EXERCISE DETAILS:
Write out the listing below exactly, and omit any images you find in it.

-- begin MATERIAL PROVIDED --

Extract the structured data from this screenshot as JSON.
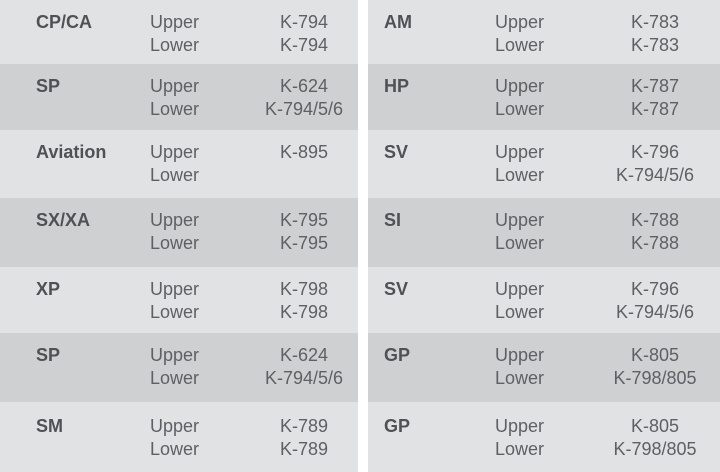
{
  "labels": {
    "upper": "Upper",
    "lower": "Lower"
  },
  "left_rows": [
    {
      "category": "CP/CA",
      "upper": "K-794",
      "lower": "K-794"
    },
    {
      "category": "SP",
      "upper": "K-624",
      "lower": "K-794/5/6"
    },
    {
      "category": "Aviation",
      "upper": "K-895",
      "lower": ""
    },
    {
      "category": "SX/XA",
      "upper": "K-795",
      "lower": "K-795"
    },
    {
      "category": "XP",
      "upper": "K-798",
      "lower": "K-798"
    },
    {
      "category": "SP",
      "upper": "K-624",
      "lower": "K-794/5/6"
    },
    {
      "category": "SM",
      "upper": "K-789",
      "lower": "K-789"
    }
  ],
  "right_rows": [
    {
      "category": "AM",
      "upper": "K-783",
      "lower": "K-783"
    },
    {
      "category": "HP",
      "upper": "K-787",
      "lower": "K-787"
    },
    {
      "category": "SV",
      "upper": "K-796",
      "lower": "K-794/5/6"
    },
    {
      "category": "SI",
      "upper": "K-788",
      "lower": "K-788"
    },
    {
      "category": "SV",
      "upper": "K-796",
      "lower": "K-794/5/6"
    },
    {
      "category": "GP",
      "upper": "K-805",
      "lower": "K-798/805"
    },
    {
      "category": "GP",
      "upper": "K-805",
      "lower": "K-798/805"
    }
  ],
  "colors": {
    "row_light": "#e1e2e4",
    "row_dark": "#cfd0d2",
    "gutter": "#ffffff",
    "category_text": "#4f5154",
    "value_text": "#5e6064"
  }
}
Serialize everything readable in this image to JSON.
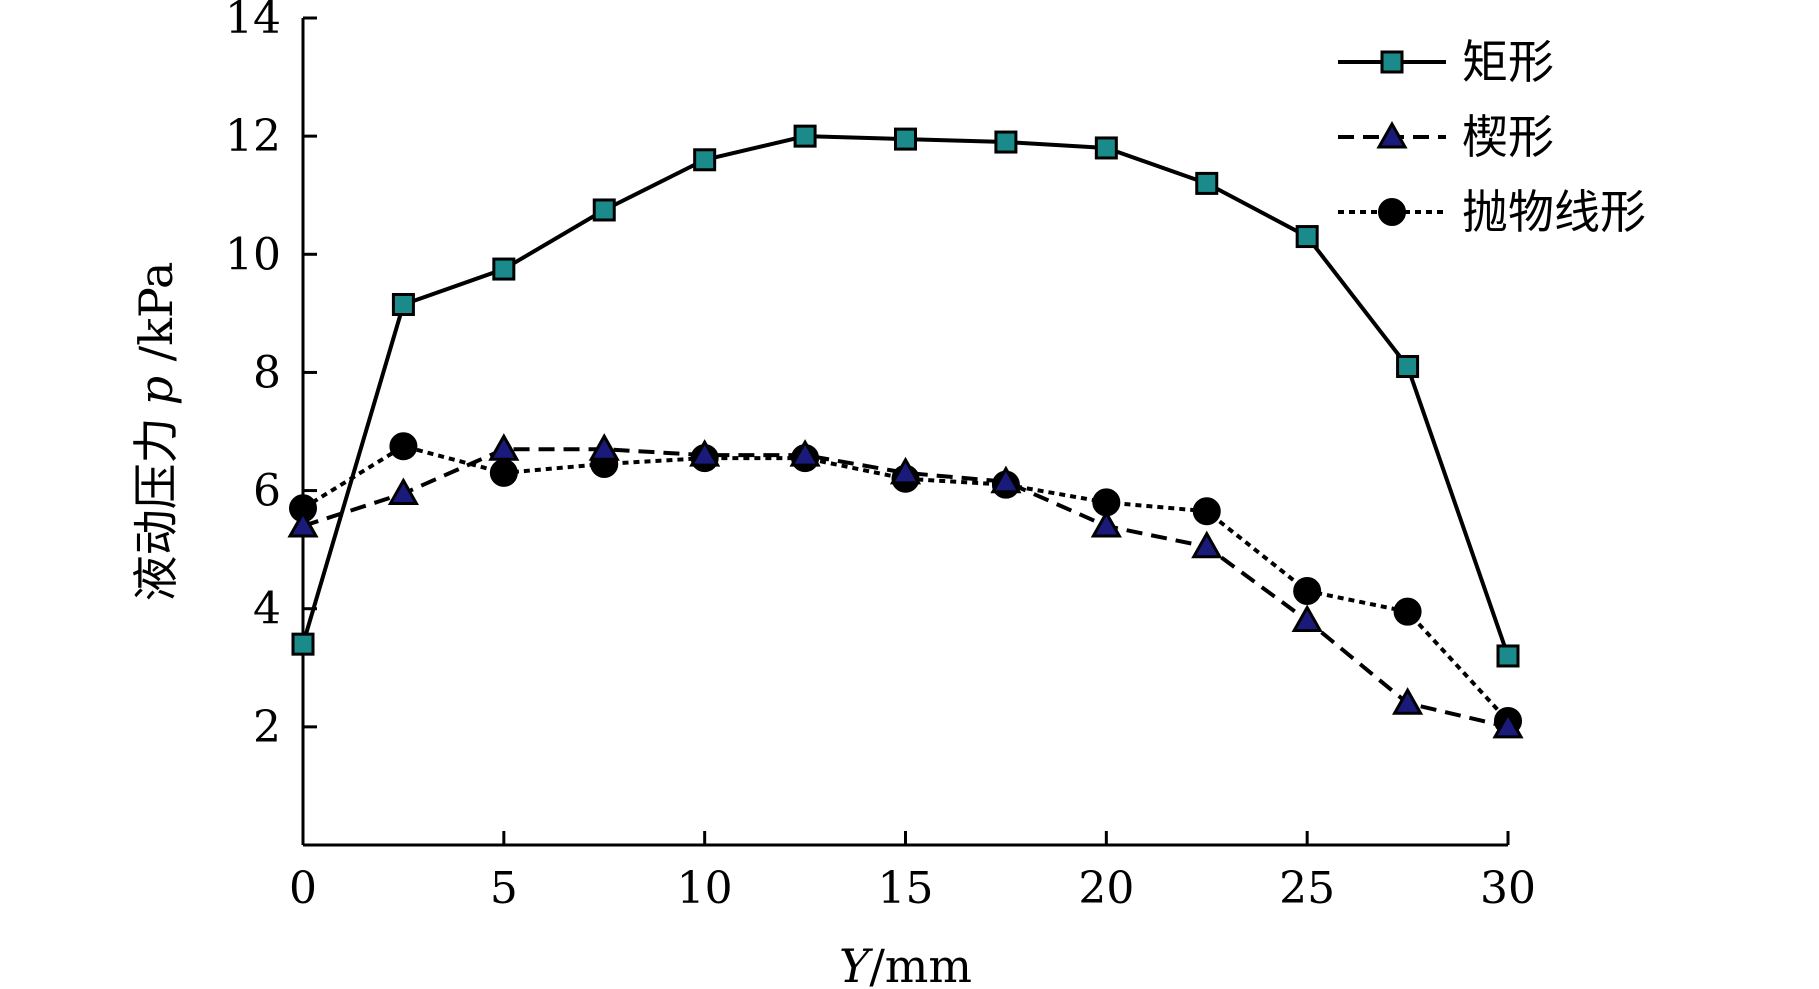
{
  "chart_data": {
    "type": "line",
    "xlabel": {
      "var": "Y",
      "unit": "/mm"
    },
    "ylabel": {
      "prefix": "液动压力",
      "var": "p",
      "unit": " /kPa"
    },
    "xlim": [
      0,
      30
    ],
    "ylim": [
      0,
      14
    ],
    "xticks": [
      0,
      5,
      10,
      15,
      20,
      25,
      30
    ],
    "yticks": [
      2,
      4,
      6,
      8,
      10,
      12,
      14
    ],
    "grid": false,
    "legend_position": "top-right",
    "x": [
      0,
      2.5,
      5,
      7.5,
      10,
      12.5,
      15,
      17.5,
      20,
      22.5,
      25,
      27.5,
      30
    ],
    "series": [
      {
        "name": "矩形",
        "marker": "square",
        "line_style": "solid",
        "marker_color": "#1a8a8a",
        "line_color": "#000000",
        "values": [
          3.4,
          9.15,
          9.75,
          10.75,
          11.6,
          12.0,
          11.95,
          11.9,
          11.8,
          11.2,
          10.3,
          8.1,
          3.2
        ]
      },
      {
        "name": "楔形",
        "marker": "triangle",
        "line_style": "dashed",
        "marker_color": "#1a1a7a",
        "line_color": "#000000",
        "values": [
          5.4,
          5.95,
          6.7,
          6.7,
          6.6,
          6.6,
          6.3,
          6.15,
          5.4,
          5.05,
          3.8,
          2.4,
          2.0
        ]
      },
      {
        "name": "抛物线形",
        "marker": "circle",
        "line_style": "dotted",
        "marker_color": "#000000",
        "line_color": "#000000",
        "values": [
          5.7,
          6.75,
          6.3,
          6.45,
          6.55,
          6.55,
          6.2,
          6.1,
          5.8,
          5.65,
          4.3,
          3.95,
          2.1
        ]
      }
    ]
  }
}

-- end MATERIAL PROVIDED --

THE SOLUTION:
Extract the structured data from this screenshot as JSON.
{
  "labels": {
    "upper": "Upper",
    "lower": "Lower"
  },
  "left_rows": [
    {
      "category": "CP/CA",
      "upper": "K-794",
      "lower": "K-794"
    },
    {
      "category": "SP",
      "upper": "K-624",
      "lower": "K-794/5/6"
    },
    {
      "category": "Aviation",
      "upper": "K-895",
      "lower": ""
    },
    {
      "category": "SX/XA",
      "upper": "K-795",
      "lower": "K-795"
    },
    {
      "category": "XP",
      "upper": "K-798",
      "lower": "K-798"
    },
    {
      "category": "SP",
      "upper": "K-624",
      "lower": "K-794/5/6"
    },
    {
      "category": "SM",
      "upper": "K-789",
      "lower": "K-789"
    }
  ],
  "right_rows": [
    {
      "category": "AM",
      "upper": "K-783",
      "lower": "K-783"
    },
    {
      "category": "HP",
      "upper": "K-787",
      "lower": "K-787"
    },
    {
      "category": "SV",
      "upper": "K-796",
      "lower": "K-794/5/6"
    },
    {
      "category": "SI",
      "upper": "K-788",
      "lower": "K-788"
    },
    {
      "category": "SV",
      "upper": "K-796",
      "lower": "K-794/5/6"
    },
    {
      "category": "GP",
      "upper": "K-805",
      "lower": "K-798/805"
    },
    {
      "category": "GP",
      "upper": "K-805",
      "lower": "K-798/805"
    }
  ],
  "colors": {
    "row_light": "#e1e2e4",
    "row_dark": "#cfd0d2",
    "gutter": "#ffffff",
    "category_text": "#4f5154",
    "value_text": "#5e6064"
  }
}
Serialize everything readable in this image to JSON.
{
  "chart_data": {
    "type": "line",
    "xlabel": {
      "var": "Y",
      "unit": "/mm"
    },
    "ylabel": {
      "prefix": "液动压力",
      "var": "p",
      "unit": " /kPa"
    },
    "xlim": [
      0,
      30
    ],
    "ylim": [
      0,
      14
    ],
    "xticks": [
      0,
      5,
      10,
      15,
      20,
      25,
      30
    ],
    "yticks": [
      2,
      4,
      6,
      8,
      10,
      12,
      14
    ],
    "grid": false,
    "legend_position": "top-right",
    "x": [
      0,
      2.5,
      5,
      7.5,
      10,
      12.5,
      15,
      17.5,
      20,
      22.5,
      25,
      27.5,
      30
    ],
    "series": [
      {
        "name": "矩形",
        "marker": "square",
        "line_style": "solid",
        "marker_color": "#1a8a8a",
        "line_color": "#000000",
        "values": [
          3.4,
          9.15,
          9.75,
          10.75,
          11.6,
          12.0,
          11.95,
          11.9,
          11.8,
          11.2,
          10.3,
          8.1,
          3.2
        ]
      },
      {
        "name": "楔形",
        "marker": "triangle",
        "line_style": "dashed",
        "marker_color": "#1a1a7a",
        "line_color": "#000000",
        "values": [
          5.4,
          5.95,
          6.7,
          6.7,
          6.6,
          6.6,
          6.3,
          6.15,
          5.4,
          5.05,
          3.8,
          2.4,
          2.0
        ]
      },
      {
        "name": "抛物线形",
        "marker": "circle",
        "line_style": "dotted",
        "marker_color": "#000000",
        "line_color": "#000000",
        "values": [
          5.7,
          6.75,
          6.3,
          6.45,
          6.55,
          6.55,
          6.2,
          6.1,
          5.8,
          5.65,
          4.3,
          3.95,
          2.1
        ]
      }
    ]
  }
}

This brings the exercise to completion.